__EXERCISE__. Look through the records below and collect all lines that hold the string "encore".

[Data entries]
* * * * *

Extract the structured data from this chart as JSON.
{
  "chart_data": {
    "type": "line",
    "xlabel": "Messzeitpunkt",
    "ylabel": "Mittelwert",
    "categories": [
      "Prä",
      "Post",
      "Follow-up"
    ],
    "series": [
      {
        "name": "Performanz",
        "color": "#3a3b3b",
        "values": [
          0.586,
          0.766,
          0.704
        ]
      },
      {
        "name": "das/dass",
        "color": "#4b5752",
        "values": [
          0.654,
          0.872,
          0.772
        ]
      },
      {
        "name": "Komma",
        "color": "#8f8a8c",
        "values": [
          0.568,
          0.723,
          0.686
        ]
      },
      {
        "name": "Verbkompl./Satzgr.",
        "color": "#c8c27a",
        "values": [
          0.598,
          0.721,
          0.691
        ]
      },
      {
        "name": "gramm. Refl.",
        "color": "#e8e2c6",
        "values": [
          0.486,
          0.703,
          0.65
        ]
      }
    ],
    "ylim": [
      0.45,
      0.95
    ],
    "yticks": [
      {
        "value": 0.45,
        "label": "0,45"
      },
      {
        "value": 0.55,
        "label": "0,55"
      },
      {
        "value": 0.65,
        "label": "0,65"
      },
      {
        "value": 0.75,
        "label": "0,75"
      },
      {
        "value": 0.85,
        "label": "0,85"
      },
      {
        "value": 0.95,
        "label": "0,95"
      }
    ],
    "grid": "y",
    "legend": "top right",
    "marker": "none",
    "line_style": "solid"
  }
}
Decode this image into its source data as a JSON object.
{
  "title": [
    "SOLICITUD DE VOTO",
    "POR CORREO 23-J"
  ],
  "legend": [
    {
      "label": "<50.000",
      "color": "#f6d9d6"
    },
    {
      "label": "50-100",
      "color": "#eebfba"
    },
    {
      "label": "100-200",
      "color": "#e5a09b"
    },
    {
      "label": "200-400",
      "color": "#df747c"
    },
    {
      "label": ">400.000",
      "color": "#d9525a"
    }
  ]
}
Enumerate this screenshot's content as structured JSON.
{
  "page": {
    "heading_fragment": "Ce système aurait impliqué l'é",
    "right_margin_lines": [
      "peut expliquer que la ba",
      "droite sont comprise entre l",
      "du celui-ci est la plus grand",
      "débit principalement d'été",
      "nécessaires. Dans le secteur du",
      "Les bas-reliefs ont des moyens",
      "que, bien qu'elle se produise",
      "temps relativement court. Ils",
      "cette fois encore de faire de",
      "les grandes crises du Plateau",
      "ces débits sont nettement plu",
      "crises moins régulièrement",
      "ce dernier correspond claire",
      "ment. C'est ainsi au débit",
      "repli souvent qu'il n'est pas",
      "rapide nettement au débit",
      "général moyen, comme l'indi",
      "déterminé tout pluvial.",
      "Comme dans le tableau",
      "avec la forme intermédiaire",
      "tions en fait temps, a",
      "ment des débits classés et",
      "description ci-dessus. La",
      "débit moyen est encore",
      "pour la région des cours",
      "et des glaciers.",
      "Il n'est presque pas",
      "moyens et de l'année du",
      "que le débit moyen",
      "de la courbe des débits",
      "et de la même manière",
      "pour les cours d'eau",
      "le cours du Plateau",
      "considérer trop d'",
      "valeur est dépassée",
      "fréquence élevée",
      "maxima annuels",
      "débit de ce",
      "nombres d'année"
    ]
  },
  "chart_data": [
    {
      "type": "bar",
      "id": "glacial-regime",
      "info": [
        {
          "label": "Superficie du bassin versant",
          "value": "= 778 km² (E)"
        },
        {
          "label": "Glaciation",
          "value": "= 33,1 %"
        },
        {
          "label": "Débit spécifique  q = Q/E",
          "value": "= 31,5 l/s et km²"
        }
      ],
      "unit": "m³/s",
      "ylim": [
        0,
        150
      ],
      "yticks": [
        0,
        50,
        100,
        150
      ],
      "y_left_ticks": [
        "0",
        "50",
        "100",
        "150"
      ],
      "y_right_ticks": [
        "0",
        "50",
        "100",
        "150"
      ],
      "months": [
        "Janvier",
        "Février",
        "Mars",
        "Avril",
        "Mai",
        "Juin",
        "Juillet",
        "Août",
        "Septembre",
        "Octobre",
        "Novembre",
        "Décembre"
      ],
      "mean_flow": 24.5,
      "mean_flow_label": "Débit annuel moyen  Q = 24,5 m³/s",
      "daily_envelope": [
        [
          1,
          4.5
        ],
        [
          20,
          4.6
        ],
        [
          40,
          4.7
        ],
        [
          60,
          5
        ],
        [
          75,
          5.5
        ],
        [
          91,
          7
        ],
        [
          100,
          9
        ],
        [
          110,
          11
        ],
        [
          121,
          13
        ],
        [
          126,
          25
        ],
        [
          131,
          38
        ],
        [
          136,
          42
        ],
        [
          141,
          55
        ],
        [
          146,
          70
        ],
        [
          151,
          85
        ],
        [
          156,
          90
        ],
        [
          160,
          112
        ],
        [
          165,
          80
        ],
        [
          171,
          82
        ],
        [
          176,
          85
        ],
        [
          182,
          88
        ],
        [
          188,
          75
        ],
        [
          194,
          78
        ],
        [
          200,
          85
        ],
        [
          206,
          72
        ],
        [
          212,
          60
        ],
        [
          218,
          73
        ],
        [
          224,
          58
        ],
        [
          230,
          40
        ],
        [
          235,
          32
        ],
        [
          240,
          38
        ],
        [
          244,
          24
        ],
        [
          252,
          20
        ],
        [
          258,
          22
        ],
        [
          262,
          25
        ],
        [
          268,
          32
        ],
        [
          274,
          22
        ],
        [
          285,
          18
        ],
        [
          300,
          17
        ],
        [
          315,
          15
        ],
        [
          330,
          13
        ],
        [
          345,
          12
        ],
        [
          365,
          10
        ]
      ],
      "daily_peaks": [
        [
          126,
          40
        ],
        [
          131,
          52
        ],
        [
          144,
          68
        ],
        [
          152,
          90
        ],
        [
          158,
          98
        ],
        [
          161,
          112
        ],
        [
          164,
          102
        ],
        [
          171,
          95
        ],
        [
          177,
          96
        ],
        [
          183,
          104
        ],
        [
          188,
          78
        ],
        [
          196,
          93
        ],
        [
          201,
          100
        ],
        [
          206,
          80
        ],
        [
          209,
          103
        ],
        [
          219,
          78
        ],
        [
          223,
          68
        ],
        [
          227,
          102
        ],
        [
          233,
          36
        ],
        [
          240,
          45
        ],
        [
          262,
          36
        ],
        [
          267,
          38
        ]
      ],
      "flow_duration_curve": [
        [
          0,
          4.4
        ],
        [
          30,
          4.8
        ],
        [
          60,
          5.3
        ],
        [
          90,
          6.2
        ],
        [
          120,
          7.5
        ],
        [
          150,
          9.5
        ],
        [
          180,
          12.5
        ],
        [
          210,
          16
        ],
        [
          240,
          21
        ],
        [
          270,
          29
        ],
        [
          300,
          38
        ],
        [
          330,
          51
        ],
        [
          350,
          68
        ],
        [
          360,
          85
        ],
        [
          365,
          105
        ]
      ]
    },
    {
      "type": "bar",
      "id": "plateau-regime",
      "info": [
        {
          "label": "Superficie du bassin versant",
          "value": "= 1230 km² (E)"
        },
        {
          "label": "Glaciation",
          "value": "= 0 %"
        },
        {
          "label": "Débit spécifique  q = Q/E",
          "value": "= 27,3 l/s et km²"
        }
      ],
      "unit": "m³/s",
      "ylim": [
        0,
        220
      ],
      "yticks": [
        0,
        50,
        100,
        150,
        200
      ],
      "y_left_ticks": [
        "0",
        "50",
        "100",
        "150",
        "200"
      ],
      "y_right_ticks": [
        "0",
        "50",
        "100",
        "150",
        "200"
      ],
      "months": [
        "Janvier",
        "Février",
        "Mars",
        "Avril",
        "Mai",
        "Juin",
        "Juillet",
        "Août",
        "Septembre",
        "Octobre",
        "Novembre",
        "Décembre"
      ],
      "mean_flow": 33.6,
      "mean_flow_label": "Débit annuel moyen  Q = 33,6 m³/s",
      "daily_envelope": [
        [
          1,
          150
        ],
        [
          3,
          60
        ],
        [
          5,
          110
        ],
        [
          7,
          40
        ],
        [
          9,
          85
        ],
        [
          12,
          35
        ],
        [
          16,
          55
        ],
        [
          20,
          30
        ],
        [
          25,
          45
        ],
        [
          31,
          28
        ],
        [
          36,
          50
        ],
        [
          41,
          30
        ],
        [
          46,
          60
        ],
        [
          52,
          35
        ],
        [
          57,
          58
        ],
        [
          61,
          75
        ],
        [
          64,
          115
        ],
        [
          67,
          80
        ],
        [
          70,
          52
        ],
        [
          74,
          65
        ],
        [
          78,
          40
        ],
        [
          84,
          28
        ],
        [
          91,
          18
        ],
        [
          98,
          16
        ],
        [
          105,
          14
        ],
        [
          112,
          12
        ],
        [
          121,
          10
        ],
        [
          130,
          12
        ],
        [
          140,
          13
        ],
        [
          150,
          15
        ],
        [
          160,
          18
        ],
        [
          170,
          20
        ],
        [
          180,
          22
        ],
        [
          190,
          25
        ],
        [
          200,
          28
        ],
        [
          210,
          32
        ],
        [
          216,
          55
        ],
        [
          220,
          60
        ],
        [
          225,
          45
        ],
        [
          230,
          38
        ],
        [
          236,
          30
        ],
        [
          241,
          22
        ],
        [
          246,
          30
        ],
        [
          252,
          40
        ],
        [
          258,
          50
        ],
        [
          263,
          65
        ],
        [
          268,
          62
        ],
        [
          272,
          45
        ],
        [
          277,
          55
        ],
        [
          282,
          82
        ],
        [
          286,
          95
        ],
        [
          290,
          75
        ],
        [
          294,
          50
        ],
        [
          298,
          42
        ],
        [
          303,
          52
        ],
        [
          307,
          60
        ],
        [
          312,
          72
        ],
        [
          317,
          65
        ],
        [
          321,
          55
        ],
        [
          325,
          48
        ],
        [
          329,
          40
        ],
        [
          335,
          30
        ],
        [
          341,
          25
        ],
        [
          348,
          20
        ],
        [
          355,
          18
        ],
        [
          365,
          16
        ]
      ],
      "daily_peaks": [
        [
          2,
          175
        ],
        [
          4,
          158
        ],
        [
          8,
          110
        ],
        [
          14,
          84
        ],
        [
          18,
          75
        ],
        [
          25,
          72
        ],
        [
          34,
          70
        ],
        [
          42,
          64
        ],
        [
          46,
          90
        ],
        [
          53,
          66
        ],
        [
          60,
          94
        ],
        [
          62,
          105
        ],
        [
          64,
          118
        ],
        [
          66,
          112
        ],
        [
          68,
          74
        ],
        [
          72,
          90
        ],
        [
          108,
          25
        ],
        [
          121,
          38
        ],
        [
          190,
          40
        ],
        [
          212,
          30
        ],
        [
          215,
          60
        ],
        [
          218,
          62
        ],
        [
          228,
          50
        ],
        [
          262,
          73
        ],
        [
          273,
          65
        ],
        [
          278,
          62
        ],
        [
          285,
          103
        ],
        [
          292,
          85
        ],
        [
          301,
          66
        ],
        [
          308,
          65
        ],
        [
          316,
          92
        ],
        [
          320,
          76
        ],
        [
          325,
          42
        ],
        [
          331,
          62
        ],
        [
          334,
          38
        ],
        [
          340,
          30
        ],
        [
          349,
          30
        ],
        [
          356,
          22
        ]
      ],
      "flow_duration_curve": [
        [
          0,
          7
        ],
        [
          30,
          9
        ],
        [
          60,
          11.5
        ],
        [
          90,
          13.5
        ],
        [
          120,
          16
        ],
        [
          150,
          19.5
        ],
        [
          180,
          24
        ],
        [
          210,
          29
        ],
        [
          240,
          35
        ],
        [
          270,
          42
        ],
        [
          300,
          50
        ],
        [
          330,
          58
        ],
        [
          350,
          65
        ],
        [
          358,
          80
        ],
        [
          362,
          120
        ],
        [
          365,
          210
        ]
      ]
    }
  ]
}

* * * * *

__ANSWER TO THE PROBLEM__.
      "cette fois encore de faire de",
      "débit moyen est encore",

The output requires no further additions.